▸ **REQUIREMENT**: Please count the lines of the listing below in which "Units" occurs, and reply with the number only.
┌────────
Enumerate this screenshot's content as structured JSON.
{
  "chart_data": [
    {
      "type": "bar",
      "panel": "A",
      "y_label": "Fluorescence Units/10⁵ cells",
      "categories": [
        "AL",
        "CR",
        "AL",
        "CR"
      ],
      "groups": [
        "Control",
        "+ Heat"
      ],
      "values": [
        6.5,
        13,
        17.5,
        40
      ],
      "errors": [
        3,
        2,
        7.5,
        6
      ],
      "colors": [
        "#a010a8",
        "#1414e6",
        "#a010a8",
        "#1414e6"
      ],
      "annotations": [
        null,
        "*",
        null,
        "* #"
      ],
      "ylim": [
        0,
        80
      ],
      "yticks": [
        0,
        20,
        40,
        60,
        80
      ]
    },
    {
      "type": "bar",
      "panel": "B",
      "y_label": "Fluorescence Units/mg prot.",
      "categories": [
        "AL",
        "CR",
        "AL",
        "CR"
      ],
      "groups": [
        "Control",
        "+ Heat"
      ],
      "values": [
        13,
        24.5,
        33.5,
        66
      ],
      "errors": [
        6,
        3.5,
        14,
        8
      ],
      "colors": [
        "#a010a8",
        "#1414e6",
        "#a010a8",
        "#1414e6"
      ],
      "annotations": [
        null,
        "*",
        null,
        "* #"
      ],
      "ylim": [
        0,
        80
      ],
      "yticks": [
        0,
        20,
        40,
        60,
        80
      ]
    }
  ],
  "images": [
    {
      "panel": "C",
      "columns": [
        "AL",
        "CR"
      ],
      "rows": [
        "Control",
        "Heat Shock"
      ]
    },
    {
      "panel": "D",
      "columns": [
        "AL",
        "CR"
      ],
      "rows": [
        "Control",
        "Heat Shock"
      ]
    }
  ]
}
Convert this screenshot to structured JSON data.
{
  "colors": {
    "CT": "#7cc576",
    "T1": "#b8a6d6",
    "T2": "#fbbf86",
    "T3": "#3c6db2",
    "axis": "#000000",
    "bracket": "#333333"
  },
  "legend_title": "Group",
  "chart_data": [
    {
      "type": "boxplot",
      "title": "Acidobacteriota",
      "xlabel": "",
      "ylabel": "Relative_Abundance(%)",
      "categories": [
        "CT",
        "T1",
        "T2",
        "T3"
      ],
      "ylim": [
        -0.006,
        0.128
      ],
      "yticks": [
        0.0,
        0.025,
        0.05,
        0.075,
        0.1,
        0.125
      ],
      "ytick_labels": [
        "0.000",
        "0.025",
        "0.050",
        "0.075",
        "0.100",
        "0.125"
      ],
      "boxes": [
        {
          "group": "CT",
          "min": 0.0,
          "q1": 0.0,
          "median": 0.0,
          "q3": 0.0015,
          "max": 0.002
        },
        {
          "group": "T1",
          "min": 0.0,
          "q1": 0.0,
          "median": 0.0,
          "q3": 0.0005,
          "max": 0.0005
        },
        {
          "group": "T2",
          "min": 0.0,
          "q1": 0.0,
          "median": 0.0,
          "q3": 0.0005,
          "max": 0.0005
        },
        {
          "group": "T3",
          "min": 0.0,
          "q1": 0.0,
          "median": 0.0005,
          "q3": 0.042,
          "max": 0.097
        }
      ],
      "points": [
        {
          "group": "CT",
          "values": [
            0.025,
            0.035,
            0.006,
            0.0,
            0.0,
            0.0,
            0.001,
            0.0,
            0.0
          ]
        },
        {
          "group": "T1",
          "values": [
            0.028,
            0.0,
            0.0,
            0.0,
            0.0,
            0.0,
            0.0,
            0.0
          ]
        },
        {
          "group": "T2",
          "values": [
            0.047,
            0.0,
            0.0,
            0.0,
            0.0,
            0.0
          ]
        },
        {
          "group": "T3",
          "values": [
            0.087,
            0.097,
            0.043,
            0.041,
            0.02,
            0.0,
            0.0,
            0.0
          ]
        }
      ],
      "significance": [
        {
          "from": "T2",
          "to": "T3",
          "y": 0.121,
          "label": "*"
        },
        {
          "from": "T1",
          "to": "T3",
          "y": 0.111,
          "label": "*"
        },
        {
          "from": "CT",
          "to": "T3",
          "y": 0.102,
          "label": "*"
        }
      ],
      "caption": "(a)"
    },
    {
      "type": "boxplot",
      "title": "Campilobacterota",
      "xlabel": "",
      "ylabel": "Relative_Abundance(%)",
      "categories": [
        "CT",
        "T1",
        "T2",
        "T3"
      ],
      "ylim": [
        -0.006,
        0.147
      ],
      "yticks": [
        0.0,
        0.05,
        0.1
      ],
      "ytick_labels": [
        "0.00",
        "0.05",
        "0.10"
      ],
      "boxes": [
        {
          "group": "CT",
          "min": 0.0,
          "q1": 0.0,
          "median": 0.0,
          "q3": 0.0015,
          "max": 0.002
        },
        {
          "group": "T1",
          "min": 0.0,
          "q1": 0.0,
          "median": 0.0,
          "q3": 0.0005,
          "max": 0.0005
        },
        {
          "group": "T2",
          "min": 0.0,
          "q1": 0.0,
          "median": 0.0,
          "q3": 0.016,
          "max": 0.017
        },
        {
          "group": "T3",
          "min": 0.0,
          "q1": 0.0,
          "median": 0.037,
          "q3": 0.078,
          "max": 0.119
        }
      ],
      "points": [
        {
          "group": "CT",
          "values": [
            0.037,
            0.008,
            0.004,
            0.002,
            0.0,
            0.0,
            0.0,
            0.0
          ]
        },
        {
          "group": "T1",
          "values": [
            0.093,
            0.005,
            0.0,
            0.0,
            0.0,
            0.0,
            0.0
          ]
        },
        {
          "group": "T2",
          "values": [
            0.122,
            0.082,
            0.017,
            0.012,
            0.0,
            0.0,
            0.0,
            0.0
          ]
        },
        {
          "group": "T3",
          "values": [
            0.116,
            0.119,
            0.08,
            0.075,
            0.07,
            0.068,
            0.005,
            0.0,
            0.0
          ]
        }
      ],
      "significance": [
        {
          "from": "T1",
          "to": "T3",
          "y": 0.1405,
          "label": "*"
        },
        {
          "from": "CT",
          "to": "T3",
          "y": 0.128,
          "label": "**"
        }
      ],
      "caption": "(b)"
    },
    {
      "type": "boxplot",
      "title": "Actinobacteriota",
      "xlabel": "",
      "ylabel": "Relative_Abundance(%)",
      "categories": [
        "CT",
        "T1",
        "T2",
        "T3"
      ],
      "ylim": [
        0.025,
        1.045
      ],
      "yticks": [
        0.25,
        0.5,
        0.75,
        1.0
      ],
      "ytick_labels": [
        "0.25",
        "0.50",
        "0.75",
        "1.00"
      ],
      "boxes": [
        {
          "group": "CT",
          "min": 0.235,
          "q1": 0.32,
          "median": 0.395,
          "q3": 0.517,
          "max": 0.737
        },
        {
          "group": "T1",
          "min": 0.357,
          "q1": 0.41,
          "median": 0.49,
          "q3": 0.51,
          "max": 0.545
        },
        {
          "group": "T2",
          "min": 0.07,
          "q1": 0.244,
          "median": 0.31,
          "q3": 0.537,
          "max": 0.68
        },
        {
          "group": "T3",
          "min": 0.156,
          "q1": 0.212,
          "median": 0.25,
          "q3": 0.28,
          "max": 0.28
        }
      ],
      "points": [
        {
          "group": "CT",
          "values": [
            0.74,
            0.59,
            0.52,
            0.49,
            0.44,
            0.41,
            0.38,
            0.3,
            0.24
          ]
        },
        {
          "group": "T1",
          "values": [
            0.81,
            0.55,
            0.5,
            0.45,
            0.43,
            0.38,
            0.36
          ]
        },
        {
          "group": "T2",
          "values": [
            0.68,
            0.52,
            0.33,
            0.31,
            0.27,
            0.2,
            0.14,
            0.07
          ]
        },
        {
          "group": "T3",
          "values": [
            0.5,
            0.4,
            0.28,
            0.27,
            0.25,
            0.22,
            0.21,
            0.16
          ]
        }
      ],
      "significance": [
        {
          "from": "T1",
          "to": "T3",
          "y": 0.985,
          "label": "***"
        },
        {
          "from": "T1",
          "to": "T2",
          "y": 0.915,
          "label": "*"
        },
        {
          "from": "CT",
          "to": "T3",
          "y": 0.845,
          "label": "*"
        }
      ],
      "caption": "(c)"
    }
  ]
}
└────────
▸ **ANSWER FOR THIS EXERCISE**: 2